SET TASK — Copy each line of the records that contains the word "text".
* begin AVAILABLE RECORDS *
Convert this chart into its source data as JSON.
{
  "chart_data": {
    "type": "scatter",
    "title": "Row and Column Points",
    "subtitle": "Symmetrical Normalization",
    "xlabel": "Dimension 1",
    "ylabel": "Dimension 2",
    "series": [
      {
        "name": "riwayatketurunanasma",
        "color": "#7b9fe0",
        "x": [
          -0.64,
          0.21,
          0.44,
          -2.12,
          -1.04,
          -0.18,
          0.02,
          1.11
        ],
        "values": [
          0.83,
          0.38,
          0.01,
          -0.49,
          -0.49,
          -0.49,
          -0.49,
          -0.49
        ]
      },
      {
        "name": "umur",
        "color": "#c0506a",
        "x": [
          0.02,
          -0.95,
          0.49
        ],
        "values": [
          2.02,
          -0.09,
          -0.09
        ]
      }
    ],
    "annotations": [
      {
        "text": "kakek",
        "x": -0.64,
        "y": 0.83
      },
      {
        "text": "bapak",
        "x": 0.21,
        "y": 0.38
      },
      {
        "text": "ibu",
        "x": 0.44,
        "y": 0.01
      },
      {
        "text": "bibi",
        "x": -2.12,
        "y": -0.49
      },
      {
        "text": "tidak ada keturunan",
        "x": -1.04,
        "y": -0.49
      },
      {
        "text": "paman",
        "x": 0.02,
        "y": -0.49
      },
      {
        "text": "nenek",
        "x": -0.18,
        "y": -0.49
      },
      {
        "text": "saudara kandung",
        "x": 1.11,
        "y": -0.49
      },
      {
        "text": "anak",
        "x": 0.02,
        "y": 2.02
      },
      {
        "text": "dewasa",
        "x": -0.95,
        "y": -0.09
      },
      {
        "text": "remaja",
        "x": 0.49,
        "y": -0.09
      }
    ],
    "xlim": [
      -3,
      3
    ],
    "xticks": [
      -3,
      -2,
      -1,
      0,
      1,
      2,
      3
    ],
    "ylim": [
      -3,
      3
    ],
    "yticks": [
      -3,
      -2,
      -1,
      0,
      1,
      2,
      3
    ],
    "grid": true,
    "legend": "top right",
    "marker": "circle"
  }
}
* end AVAILABLE RECORDS *
* begin AVAILABLE RECORDS *
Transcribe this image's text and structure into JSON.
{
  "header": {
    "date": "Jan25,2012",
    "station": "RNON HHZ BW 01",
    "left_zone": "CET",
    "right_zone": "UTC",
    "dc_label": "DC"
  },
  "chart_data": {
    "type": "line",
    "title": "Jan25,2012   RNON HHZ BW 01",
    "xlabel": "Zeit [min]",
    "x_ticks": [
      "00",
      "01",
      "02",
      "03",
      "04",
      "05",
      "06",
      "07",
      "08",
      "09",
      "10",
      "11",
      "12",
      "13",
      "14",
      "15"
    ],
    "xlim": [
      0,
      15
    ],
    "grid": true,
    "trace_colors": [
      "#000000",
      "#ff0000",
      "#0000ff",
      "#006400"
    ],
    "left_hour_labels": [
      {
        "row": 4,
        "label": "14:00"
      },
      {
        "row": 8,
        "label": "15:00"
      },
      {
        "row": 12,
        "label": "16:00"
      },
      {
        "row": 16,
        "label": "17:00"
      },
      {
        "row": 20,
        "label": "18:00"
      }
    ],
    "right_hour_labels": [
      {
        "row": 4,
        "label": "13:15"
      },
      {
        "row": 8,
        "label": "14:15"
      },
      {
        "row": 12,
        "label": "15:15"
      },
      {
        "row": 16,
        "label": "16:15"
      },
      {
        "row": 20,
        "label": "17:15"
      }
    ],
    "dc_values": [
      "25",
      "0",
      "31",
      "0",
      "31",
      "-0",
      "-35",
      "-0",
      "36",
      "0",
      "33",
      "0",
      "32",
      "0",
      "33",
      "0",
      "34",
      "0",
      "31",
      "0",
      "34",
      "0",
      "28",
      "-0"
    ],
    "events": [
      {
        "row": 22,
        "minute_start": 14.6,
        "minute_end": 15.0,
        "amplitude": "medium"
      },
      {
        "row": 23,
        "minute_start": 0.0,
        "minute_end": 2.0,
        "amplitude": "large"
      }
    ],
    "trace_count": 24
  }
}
* end AVAILABLE RECORDS *
SOLVED EXERCISE —
        "text": "kakek",
        "text": "bapak",
        "text": "ibu",
        "text": "bibi",
        "text": "tidak ada keturunan",
        "text": "paman",
        "text": "nenek",
        "text": "saudara kandung",
        "text": "anak",
        "text": "dewasa",
        "text": "remaja",
Transcribe this image's text and structure into JSON.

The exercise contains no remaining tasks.